• _Work to complete_:
Search the listing below for the string "ylabel" and copy every line where it occurs.

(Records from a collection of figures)

+++++

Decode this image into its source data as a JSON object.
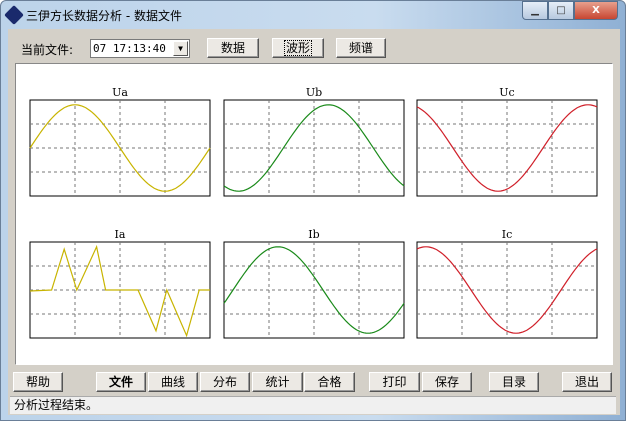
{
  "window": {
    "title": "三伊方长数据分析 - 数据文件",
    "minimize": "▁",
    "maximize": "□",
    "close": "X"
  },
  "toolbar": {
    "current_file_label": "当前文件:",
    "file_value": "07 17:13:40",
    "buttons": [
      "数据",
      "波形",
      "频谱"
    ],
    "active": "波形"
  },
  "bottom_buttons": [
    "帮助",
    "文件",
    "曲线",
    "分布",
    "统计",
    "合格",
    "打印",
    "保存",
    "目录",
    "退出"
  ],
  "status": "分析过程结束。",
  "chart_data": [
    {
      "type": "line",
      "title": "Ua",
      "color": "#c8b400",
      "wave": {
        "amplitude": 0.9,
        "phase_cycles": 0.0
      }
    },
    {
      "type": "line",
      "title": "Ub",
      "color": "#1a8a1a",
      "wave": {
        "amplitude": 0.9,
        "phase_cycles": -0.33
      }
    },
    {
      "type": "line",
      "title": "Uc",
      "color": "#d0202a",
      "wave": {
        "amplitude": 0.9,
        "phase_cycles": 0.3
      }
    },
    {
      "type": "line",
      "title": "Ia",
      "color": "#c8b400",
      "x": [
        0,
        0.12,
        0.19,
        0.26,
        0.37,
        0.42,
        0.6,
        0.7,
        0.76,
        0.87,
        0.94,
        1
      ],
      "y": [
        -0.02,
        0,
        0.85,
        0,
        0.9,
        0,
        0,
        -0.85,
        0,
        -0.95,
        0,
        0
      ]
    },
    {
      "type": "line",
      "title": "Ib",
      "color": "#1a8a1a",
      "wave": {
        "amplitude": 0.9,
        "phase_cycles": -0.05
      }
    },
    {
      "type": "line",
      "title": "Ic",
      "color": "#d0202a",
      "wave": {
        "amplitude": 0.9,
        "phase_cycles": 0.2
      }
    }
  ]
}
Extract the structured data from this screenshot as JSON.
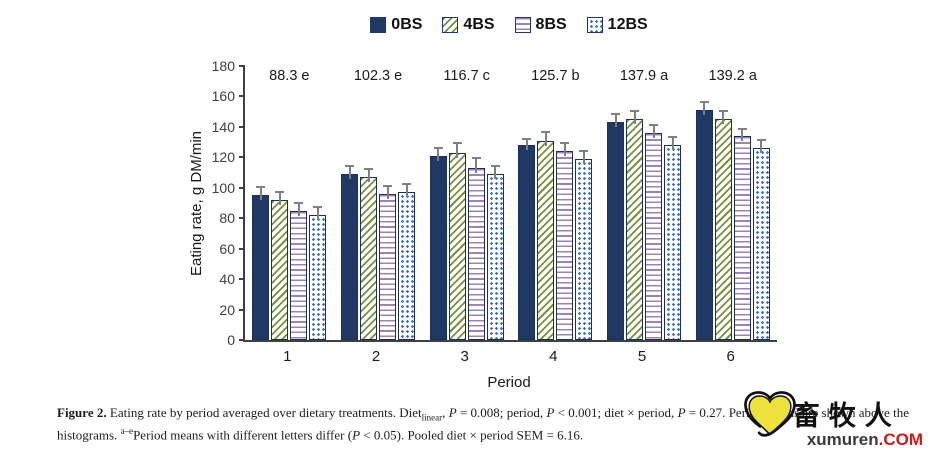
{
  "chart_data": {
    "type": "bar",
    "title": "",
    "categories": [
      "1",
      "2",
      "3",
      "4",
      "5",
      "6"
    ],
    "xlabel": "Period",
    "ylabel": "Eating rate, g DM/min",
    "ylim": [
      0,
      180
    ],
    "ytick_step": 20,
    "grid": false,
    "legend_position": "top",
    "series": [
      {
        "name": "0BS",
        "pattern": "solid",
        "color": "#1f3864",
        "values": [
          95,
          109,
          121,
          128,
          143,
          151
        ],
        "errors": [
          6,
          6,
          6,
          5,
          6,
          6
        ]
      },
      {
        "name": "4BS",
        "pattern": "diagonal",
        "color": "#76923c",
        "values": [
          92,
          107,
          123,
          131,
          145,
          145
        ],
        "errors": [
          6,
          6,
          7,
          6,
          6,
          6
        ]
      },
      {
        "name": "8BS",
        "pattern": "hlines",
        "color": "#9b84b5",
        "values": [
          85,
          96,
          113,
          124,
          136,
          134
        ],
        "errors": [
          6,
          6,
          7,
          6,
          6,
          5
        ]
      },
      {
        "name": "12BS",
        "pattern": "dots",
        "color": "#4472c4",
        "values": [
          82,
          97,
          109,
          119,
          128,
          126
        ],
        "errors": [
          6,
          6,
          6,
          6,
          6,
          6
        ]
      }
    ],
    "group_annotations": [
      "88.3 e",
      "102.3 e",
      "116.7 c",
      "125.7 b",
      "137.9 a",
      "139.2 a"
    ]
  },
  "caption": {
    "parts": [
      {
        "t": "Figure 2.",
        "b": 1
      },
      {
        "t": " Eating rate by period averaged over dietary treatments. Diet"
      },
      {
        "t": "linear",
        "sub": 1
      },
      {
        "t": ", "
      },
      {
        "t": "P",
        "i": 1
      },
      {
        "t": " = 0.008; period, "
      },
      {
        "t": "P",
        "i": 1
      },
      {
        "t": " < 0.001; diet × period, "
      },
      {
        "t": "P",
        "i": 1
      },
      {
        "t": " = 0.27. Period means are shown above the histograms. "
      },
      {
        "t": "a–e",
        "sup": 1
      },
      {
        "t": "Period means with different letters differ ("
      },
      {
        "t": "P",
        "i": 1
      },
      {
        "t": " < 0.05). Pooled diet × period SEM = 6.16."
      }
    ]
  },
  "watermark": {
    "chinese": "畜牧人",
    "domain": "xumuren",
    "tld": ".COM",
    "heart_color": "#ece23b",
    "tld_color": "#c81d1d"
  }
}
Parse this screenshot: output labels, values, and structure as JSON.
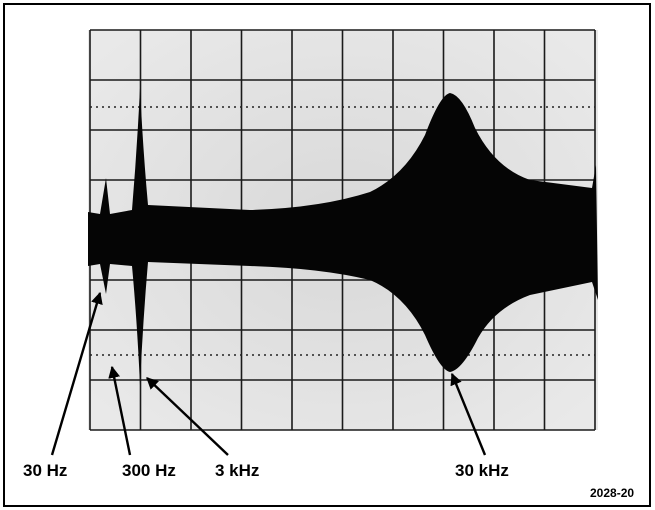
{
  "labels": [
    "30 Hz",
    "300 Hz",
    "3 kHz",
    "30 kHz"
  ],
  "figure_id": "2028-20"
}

+++++

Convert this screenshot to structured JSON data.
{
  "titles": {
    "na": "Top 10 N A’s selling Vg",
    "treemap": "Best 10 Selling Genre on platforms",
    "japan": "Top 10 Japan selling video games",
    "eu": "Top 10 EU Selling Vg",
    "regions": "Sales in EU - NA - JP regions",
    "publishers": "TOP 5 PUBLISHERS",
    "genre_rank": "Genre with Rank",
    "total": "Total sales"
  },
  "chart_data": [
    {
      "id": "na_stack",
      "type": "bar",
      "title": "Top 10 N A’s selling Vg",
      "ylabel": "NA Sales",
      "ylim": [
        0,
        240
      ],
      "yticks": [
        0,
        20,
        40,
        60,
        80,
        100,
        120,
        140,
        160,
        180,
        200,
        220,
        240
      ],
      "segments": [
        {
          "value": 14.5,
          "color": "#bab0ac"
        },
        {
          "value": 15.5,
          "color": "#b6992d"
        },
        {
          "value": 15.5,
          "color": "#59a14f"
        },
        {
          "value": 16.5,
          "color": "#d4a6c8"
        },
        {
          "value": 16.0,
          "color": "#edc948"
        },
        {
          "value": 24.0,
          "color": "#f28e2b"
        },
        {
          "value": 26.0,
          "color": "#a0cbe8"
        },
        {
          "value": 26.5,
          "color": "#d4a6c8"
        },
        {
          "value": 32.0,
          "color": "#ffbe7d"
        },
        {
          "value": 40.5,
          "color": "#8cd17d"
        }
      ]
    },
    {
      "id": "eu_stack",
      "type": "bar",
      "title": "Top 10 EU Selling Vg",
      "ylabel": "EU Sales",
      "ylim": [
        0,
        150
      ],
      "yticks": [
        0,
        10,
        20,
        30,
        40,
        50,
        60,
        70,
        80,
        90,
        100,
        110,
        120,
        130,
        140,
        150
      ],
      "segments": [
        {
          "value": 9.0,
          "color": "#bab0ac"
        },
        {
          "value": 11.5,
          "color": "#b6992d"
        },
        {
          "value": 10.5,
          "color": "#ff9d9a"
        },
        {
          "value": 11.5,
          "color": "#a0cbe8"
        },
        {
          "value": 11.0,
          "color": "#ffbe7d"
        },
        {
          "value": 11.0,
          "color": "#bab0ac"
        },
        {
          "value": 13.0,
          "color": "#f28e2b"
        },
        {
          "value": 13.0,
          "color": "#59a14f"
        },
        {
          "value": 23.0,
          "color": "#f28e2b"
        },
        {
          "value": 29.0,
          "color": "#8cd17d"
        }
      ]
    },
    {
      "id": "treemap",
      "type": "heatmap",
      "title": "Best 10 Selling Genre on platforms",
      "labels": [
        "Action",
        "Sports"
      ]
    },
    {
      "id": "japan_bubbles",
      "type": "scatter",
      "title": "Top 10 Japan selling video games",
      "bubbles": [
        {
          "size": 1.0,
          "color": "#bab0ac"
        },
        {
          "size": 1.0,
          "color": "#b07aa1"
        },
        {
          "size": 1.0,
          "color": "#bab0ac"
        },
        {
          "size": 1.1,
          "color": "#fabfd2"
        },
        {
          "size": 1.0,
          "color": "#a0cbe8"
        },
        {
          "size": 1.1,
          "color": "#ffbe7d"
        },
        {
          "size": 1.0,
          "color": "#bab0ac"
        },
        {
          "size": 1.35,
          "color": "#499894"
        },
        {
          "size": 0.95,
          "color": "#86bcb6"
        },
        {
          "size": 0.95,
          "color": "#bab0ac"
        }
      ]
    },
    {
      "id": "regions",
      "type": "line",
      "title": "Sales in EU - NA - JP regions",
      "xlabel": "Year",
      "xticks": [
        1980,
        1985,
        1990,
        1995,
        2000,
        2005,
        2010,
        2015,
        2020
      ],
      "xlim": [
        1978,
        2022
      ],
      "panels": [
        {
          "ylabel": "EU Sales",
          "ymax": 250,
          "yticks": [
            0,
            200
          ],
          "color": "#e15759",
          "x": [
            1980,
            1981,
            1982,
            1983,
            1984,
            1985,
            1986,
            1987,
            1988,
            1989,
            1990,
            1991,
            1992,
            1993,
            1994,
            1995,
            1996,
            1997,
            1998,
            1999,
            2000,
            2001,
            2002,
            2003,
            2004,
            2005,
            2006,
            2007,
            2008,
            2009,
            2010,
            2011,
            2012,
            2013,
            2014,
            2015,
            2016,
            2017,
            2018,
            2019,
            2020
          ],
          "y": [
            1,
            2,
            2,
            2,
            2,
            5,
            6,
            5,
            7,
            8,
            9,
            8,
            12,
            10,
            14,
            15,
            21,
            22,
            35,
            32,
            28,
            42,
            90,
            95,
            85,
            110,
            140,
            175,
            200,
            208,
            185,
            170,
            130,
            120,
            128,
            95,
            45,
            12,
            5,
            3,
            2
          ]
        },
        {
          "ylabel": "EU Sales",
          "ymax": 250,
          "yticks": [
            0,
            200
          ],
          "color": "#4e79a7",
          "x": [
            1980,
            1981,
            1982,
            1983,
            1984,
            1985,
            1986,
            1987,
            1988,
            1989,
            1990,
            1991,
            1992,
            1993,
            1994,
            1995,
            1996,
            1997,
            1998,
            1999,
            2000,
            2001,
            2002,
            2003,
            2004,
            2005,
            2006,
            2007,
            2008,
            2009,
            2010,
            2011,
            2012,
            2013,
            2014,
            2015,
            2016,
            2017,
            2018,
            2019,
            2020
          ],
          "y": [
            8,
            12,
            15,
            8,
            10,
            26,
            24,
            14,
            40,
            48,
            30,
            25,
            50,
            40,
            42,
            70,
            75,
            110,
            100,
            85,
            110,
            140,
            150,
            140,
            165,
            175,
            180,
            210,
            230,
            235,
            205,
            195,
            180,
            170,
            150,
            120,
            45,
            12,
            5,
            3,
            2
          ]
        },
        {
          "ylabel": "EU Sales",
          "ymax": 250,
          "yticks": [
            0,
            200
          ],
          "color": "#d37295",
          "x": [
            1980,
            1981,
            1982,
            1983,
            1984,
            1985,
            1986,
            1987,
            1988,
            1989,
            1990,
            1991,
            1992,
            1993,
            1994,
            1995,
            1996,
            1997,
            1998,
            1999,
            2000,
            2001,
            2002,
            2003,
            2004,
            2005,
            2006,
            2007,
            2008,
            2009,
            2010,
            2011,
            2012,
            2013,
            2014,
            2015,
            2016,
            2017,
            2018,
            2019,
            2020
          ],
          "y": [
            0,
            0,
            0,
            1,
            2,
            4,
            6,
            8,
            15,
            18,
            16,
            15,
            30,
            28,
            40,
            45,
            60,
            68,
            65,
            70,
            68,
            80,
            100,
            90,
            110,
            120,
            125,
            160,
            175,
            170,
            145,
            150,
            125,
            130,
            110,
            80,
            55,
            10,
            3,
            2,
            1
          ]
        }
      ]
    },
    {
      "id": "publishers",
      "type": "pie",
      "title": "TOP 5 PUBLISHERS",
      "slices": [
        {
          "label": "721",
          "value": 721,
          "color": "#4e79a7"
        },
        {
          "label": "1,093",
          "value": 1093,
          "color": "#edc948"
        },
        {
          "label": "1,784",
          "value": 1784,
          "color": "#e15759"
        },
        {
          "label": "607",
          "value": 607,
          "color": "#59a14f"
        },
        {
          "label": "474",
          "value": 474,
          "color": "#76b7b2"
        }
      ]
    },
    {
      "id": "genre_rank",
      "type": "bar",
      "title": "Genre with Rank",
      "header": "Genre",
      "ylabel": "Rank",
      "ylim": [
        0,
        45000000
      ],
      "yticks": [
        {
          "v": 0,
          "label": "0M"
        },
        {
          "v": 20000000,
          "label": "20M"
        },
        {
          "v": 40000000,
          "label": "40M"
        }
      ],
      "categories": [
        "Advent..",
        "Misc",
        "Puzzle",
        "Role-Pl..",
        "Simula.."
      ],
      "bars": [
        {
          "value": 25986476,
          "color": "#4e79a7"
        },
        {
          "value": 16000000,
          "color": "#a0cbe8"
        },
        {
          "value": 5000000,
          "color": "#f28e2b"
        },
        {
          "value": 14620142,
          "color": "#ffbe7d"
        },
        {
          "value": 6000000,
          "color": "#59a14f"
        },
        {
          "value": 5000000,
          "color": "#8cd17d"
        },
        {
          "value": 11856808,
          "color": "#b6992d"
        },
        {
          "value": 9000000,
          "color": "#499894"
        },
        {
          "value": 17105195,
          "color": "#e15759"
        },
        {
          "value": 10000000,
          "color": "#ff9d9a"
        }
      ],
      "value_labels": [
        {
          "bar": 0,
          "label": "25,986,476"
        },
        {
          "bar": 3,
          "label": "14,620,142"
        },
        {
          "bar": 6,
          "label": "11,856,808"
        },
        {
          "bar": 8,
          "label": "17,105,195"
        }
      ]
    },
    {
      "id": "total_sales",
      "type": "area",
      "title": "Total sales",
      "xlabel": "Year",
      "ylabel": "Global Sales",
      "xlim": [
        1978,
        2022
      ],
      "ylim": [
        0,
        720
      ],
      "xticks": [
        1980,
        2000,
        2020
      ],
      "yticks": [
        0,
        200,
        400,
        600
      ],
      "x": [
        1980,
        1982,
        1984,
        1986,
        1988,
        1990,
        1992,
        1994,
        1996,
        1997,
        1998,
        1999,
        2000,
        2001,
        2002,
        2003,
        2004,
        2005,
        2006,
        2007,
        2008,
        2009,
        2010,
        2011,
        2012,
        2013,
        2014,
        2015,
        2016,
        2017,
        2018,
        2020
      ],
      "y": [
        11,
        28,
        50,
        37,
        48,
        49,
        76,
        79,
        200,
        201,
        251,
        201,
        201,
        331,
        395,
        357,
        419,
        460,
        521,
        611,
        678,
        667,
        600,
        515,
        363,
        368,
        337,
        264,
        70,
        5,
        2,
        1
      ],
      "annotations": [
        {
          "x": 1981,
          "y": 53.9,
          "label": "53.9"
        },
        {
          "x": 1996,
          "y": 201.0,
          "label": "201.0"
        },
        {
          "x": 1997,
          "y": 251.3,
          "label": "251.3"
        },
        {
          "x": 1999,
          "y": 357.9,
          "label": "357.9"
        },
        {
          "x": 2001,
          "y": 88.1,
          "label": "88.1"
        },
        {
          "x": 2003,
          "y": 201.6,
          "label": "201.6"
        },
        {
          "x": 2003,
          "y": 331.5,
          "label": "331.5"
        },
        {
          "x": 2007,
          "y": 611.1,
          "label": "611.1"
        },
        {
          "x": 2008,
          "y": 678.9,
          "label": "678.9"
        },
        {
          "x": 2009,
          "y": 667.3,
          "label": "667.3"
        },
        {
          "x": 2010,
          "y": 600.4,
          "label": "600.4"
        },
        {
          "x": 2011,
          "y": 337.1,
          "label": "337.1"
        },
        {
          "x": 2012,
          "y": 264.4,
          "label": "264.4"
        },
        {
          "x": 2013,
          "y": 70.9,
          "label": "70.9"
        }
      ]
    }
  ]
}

+++++

• _Response for this exercise_:
    "ylabel": "Eating rate, g DM/min",
      "ylabel": "NA Sales",
      "ylabel": "EU Sales",
          "ylabel": "EU Sales",
          "ylabel": "EU Sales",
          "ylabel": "EU Sales",
      "ylabel": "Rank",
      "ylabel": "Global Sales",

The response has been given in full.